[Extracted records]
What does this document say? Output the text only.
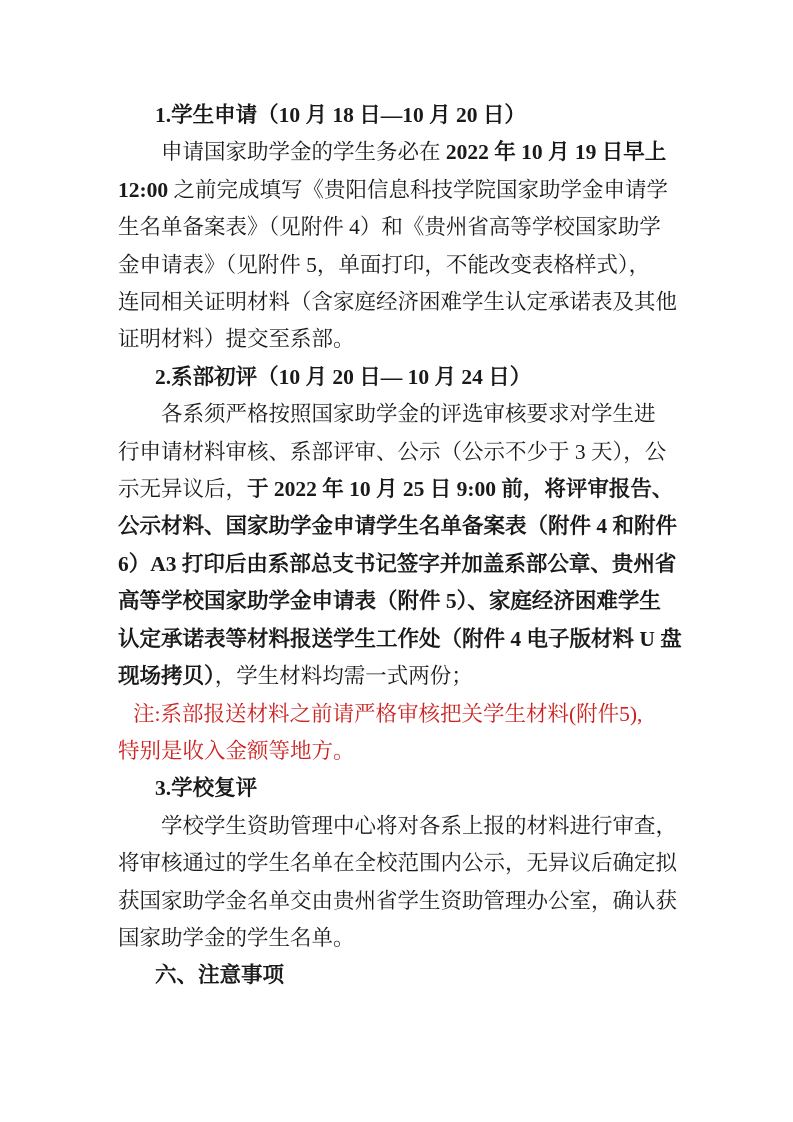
1.学生申请（10 月 18 日—10 月 20 日）
申请国家助学金的学生务必在 2022 年 10 月 19 日早上
12:00 之前完成填写《贵阳信息科技学院国家助学金申请学
生名单备案表》（见附件 4）和《贵州省高等学校国家助学
金申请表》（见附件 5，单面打印，不能改变表格样式），
连同相关证明材料（含家庭经济困难学生认定承诺表及其他
证明材料）提交至系部。
2.系部初评（10 月 20 日— 10 月 24 日）
各系须严格按照国家助学金的评选审核要求对学生进
行申请材料审核、系部评审、公示（公示不少于 3 天），公
示无异议后，于 2022 年 10 月 25 日 9:00 前，将评审报告、
公示材料、国家助学金申请学生名单备案表（附件 4 和附件
6）A3 打印后由系部总支书记签字并加盖系部公章、贵州省
高等学校国家助学金申请表（附件 5）、家庭经济困难学生
认定承诺表等材料报送学生工作处（附件 4 电子版材料 U 盘
现场拷贝），学生材料均需一式两份；
注:系部报送材料之前请严格审核把关学生材料(附件5),
特别是收入金额等地方。
3.学校复评
学校学生资助管理中心将对各系上报的材料进行审查，
将审核通过的学生名单在全校范围内公示，无异议后确定拟
获国家助学金名单交由贵州省学生资助管理办公室，确认获
国家助学金的学生名单。
六、注意事项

— EXERCISE OBJECTIVE —
Copy every entry word for word, but omit the pictures.

— RESULT OF THIS TASK —
What does this document say? Output the text only.
1.学生申请（10 月 18 日—10 月 20 日）
申请国家助学金的学生务必在 2022 年 10 月 19 日早上
12:00 之前完成填写《贵阳信息科技学院国家助学金申请学
生名单备案表》（见附件 4）和《贵州省高等学校国家助学
金申请表》（见附件 5，单面打印，不能改变表格样式），
连同相关证明材料（含家庭经济困难学生认定承诺表及其他
证明材料）提交至系部。
2.系部初评（10 月 20 日— 10 月 24 日）
各系须严格按照国家助学金的评选审核要求对学生进
行申请材料审核、系部评审、公示（公示不少于 3 天），公
示无异议后，于 2022 年 10 月 25 日 9:00 前，将评审报告、
公示材料、国家助学金申请学生名单备案表（附件 4 和附件
6）A3 打印后由系部总支书记签字并加盖系部公章、贵州省
高等学校国家助学金申请表（附件 5）、家庭经济困难学生
认定承诺表等材料报送学生工作处（附件 4 电子版材料 U 盘
现场拷贝），学生材料均需一式两份；
注:系部报送材料之前请严格审核把关学生材料(附件5),
特别是收入金额等地方。
3.学校复评
学校学生资助管理中心将对各系上报的材料进行审查，
将审核通过的学生名单在全校范围内公示，无异议后确定拟
获国家助学金名单交由贵州省学生资助管理办公室，确认获
国家助学金的学生名单。
六、注意事项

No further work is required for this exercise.